■ WRITTEN TASK ■
Work through the data line by line, gathering every line that has the word "등급민평AAA".

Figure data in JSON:
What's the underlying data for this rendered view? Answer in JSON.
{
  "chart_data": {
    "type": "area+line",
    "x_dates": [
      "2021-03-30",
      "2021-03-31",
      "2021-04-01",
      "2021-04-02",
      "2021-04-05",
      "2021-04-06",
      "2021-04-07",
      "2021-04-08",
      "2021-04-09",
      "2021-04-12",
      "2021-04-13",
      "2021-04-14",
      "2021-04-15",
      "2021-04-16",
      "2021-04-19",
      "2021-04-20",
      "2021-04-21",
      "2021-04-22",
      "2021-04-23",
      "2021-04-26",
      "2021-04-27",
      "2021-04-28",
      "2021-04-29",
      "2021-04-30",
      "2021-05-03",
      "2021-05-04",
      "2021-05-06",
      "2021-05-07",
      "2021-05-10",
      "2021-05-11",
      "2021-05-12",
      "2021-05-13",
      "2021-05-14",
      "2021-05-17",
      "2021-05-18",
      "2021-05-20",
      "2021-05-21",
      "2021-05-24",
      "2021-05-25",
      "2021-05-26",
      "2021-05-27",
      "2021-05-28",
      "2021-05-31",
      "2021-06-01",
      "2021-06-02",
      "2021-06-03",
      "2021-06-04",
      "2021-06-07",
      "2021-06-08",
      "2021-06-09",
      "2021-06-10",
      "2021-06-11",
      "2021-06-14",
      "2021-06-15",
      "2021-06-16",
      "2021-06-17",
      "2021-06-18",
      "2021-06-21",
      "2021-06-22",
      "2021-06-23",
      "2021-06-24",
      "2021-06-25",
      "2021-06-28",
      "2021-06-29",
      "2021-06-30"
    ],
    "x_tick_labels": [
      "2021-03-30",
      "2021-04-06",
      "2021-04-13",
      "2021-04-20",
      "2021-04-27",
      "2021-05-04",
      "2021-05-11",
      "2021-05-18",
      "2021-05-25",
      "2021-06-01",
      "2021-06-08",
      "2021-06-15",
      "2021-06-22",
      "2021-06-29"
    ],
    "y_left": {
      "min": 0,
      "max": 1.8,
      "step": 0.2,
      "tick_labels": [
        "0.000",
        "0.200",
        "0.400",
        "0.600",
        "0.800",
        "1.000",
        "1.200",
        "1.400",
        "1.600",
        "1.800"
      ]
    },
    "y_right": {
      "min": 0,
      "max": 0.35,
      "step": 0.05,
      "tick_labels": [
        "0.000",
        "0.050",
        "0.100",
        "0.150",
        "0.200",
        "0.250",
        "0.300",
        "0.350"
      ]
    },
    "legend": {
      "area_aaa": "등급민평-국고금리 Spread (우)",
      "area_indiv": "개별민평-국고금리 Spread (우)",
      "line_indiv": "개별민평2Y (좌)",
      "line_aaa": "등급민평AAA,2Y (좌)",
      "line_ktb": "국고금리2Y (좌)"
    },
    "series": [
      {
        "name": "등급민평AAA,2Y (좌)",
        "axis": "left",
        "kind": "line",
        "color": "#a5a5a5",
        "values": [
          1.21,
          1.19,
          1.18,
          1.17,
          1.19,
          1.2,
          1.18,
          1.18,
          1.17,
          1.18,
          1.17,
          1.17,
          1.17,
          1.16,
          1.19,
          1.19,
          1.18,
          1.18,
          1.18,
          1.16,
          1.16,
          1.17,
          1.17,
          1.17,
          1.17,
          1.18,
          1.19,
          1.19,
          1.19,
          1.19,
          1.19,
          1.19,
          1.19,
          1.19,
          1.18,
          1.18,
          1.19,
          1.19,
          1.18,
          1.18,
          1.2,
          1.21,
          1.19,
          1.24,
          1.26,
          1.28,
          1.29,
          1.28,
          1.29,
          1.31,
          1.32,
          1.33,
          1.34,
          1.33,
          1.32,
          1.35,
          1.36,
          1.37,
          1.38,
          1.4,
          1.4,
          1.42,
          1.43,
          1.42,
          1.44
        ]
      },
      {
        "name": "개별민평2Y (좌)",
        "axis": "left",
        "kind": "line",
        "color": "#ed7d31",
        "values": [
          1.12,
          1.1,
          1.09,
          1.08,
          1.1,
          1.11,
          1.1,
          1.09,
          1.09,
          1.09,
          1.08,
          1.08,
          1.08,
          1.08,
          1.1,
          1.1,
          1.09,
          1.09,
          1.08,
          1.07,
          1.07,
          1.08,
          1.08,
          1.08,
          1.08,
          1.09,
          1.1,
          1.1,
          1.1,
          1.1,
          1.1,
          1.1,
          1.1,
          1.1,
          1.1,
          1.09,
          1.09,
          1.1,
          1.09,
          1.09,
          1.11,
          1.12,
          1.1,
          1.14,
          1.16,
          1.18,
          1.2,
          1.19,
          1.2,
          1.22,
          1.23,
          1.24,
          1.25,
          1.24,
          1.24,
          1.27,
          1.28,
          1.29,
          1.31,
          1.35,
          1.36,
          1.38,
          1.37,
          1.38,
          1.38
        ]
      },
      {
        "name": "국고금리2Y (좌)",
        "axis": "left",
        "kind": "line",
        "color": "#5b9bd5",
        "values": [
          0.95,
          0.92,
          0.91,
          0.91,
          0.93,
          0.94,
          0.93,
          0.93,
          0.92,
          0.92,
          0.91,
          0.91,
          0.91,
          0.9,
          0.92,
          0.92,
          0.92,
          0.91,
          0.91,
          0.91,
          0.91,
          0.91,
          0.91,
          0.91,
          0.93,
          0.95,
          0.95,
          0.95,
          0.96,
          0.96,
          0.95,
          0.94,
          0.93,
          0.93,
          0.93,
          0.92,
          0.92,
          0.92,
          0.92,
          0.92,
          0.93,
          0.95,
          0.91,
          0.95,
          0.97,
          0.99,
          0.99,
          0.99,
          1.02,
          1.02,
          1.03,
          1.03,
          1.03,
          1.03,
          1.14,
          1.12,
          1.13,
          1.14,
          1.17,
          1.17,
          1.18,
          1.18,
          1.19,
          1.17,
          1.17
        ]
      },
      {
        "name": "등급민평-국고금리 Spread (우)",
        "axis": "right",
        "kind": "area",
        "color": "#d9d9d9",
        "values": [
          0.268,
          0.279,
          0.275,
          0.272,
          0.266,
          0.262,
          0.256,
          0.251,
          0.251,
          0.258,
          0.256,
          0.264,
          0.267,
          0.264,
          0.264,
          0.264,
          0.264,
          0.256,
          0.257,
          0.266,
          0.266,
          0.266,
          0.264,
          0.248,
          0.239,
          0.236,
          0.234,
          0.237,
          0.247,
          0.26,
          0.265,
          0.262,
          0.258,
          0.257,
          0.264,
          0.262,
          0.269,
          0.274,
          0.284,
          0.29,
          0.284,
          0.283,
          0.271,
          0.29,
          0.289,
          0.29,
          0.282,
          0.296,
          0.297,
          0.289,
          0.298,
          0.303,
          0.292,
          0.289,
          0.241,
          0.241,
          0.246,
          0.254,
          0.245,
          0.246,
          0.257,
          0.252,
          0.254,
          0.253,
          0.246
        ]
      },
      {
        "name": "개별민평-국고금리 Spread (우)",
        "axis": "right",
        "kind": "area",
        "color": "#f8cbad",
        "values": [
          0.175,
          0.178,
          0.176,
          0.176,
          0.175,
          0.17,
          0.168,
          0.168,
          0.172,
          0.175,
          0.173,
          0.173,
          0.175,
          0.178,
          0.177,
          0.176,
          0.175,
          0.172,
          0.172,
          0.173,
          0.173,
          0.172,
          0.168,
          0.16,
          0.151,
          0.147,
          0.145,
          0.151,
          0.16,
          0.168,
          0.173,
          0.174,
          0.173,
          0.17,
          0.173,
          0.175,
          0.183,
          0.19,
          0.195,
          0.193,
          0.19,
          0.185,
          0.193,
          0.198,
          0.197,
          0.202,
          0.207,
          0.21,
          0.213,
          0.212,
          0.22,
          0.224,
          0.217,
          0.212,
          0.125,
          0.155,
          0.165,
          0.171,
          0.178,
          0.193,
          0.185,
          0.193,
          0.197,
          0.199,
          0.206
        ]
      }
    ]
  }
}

■ SOLUTION FOR THIS TASK ■
      "line_aaa": "등급민평AAA,2Y (좌)",
        "name": "등급민평AAA,2Y (좌)",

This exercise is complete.